### Directive
Show only lines that include "Connected".

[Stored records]
+---+

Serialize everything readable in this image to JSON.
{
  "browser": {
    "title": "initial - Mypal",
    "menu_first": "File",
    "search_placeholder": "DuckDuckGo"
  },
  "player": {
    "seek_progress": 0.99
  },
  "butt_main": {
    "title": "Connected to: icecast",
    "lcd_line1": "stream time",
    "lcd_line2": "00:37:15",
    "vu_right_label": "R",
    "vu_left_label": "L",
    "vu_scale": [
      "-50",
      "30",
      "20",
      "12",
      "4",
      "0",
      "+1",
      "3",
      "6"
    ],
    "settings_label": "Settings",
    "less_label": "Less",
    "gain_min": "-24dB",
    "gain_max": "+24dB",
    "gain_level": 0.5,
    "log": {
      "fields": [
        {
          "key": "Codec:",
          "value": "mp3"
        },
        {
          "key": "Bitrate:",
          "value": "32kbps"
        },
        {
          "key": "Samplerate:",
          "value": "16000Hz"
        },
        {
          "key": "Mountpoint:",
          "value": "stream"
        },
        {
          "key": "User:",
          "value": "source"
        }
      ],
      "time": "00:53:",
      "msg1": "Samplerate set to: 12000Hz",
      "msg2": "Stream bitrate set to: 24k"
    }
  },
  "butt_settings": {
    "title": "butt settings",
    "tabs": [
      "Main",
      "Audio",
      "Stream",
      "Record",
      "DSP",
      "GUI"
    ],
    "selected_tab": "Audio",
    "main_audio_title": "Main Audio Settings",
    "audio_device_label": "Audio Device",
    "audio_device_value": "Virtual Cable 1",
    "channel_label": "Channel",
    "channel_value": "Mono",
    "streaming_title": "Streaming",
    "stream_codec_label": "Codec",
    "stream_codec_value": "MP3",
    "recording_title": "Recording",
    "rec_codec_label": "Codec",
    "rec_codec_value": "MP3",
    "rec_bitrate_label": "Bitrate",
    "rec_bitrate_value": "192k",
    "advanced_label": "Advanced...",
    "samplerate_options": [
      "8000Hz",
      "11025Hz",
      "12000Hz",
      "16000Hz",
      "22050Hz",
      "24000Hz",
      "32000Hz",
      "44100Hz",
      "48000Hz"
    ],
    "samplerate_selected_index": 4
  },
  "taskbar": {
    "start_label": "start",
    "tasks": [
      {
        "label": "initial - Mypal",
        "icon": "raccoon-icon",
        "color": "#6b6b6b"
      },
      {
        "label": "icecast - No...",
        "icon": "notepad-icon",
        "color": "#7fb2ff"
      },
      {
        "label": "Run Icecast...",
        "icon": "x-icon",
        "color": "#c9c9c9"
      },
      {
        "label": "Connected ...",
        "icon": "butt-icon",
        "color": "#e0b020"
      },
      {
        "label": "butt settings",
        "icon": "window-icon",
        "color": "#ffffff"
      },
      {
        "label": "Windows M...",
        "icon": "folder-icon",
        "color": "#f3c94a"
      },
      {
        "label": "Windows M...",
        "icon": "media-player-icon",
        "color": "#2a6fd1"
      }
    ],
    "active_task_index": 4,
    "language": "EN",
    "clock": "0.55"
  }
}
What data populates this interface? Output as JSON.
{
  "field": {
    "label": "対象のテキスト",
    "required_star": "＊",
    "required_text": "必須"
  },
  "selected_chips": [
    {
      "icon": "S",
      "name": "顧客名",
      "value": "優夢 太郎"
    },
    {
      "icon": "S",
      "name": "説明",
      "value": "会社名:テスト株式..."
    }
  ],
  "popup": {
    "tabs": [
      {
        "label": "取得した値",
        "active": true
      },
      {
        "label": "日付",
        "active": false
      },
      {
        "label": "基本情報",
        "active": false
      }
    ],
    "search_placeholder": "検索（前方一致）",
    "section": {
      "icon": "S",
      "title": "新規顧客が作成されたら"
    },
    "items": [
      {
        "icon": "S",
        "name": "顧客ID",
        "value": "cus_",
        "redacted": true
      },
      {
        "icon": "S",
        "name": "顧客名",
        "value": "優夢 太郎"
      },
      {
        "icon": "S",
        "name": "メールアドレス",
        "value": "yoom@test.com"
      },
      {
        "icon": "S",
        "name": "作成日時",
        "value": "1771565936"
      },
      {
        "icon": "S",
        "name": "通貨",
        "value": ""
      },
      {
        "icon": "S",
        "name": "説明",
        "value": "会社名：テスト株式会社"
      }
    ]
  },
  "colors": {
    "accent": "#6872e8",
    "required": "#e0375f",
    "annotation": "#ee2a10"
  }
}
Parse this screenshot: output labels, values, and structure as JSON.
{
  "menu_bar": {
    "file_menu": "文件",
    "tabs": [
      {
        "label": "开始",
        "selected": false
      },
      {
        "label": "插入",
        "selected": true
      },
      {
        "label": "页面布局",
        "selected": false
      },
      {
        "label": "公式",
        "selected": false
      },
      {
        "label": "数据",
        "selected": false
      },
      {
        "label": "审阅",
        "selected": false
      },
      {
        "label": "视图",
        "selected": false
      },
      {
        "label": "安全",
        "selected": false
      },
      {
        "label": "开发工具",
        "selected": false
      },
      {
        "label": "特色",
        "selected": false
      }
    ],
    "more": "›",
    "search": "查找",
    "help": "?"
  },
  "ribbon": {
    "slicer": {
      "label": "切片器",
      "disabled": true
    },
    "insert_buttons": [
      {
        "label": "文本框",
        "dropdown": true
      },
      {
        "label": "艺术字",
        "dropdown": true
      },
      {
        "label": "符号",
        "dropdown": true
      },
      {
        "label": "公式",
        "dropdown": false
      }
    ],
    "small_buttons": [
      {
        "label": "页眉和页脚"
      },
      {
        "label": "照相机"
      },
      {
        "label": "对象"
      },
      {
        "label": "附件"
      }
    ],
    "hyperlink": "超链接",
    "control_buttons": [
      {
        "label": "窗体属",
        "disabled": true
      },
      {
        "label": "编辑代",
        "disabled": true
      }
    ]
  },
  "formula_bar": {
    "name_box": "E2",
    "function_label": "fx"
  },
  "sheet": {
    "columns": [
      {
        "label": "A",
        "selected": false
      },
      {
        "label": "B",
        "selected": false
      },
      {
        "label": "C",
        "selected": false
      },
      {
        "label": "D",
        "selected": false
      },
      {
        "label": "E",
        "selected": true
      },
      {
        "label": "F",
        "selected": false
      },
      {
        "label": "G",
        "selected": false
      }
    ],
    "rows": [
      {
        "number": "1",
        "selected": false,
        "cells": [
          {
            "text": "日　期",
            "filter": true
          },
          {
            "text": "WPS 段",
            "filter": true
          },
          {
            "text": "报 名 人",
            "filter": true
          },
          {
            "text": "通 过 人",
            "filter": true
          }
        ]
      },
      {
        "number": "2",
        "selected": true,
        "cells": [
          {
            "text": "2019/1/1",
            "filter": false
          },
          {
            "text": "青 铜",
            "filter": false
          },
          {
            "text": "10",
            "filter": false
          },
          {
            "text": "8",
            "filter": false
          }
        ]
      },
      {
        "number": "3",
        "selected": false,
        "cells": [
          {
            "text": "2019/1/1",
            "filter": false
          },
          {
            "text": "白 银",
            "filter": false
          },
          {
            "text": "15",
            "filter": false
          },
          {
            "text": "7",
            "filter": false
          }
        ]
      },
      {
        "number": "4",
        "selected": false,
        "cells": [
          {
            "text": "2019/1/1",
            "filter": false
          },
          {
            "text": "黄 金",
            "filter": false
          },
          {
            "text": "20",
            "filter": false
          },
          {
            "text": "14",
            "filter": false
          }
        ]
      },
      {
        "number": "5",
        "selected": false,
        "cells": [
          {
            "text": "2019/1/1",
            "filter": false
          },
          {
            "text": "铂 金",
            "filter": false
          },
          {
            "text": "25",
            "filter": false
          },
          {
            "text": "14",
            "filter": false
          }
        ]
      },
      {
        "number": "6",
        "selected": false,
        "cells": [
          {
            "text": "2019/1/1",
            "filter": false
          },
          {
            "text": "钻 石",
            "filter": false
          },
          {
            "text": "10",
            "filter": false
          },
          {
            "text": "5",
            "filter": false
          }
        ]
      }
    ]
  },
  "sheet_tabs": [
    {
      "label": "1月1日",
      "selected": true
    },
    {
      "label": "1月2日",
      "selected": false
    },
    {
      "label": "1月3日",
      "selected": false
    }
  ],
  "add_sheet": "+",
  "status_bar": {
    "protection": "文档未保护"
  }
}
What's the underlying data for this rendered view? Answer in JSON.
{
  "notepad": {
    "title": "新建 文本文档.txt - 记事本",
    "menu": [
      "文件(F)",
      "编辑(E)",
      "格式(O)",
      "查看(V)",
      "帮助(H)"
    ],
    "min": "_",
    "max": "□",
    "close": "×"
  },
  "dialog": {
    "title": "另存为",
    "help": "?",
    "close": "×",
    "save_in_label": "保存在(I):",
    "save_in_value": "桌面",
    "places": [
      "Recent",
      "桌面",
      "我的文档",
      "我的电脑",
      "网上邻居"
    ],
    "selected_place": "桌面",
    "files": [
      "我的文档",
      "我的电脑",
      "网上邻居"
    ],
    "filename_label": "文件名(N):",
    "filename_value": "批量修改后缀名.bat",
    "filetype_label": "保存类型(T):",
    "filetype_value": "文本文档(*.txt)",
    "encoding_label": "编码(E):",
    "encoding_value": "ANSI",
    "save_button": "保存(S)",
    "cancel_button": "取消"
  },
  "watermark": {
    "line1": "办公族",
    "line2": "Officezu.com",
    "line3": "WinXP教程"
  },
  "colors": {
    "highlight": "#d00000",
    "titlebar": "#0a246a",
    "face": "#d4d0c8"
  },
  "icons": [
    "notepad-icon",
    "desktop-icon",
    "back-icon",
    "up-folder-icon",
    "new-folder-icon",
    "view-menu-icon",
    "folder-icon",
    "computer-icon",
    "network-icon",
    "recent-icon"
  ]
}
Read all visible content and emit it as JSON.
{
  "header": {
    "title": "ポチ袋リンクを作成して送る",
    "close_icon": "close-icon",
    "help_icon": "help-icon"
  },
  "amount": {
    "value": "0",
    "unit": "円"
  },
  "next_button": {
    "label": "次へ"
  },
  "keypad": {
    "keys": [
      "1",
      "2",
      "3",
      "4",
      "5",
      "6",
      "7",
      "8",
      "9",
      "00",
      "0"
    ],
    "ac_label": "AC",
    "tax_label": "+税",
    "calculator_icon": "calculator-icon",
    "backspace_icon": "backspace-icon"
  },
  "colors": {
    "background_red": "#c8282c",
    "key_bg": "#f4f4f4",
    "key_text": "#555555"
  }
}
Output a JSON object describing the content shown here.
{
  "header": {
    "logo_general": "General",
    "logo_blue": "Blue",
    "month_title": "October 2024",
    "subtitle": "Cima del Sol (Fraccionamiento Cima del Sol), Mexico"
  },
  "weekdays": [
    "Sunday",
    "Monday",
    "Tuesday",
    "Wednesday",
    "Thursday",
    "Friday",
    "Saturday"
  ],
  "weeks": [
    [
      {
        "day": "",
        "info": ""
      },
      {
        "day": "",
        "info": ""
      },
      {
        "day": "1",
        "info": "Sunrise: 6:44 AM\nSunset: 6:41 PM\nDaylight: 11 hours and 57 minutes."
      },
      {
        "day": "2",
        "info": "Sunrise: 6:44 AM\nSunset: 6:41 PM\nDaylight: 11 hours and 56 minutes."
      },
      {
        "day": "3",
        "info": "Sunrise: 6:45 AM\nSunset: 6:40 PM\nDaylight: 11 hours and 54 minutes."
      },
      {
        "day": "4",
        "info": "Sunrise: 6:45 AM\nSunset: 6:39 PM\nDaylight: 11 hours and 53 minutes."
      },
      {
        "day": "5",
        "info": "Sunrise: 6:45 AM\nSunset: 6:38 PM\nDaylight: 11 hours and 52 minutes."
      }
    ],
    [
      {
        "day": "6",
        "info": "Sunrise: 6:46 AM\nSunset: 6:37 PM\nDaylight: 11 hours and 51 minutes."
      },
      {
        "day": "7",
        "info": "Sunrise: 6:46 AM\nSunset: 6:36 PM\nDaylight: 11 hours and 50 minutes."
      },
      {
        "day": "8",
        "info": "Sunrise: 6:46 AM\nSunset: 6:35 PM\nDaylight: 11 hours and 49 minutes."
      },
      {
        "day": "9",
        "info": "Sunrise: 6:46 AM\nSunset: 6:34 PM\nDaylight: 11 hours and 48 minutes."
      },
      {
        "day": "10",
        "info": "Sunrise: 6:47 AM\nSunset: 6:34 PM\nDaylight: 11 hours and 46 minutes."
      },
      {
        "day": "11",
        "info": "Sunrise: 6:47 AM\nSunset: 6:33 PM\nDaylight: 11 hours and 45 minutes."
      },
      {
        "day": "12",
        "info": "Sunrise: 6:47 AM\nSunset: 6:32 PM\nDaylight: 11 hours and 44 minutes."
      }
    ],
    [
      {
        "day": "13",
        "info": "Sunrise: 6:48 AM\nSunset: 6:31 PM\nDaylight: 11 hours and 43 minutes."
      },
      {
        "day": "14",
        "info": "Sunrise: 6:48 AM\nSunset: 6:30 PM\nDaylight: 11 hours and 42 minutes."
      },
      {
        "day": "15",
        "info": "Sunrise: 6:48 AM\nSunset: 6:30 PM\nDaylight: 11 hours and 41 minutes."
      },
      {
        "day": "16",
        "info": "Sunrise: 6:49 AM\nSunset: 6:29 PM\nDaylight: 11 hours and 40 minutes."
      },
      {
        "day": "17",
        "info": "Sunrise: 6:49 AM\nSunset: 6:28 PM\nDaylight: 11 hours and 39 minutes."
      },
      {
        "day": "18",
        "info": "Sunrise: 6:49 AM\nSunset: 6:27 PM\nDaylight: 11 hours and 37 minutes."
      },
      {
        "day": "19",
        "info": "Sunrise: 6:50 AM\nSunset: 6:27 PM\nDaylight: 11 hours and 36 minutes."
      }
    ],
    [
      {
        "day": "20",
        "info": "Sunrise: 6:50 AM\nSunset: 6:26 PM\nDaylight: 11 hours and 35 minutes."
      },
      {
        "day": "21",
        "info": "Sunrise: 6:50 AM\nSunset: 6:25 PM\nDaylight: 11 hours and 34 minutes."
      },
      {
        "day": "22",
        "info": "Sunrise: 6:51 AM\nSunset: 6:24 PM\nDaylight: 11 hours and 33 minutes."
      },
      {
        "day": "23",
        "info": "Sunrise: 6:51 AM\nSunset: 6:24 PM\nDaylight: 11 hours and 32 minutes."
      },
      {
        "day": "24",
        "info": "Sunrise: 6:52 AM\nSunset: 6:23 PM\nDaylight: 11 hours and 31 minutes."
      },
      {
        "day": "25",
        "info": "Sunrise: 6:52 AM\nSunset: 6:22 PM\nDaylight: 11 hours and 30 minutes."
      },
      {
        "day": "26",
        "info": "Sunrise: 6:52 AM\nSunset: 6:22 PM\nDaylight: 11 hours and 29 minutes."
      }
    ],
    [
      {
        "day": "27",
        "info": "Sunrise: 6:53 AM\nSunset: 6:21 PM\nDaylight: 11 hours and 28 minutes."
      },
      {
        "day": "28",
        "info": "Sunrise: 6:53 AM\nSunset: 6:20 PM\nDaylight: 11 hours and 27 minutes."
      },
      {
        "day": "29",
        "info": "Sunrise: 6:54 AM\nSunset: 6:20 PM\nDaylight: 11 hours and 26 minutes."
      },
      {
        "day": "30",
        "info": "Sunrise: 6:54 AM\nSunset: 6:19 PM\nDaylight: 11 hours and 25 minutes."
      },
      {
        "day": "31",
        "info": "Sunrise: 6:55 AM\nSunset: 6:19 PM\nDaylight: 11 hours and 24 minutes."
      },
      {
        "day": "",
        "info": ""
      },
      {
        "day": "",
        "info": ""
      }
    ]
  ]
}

+---+

### Problem solution
    "title": "Connected to: icecast",
        "label": "Connected ...",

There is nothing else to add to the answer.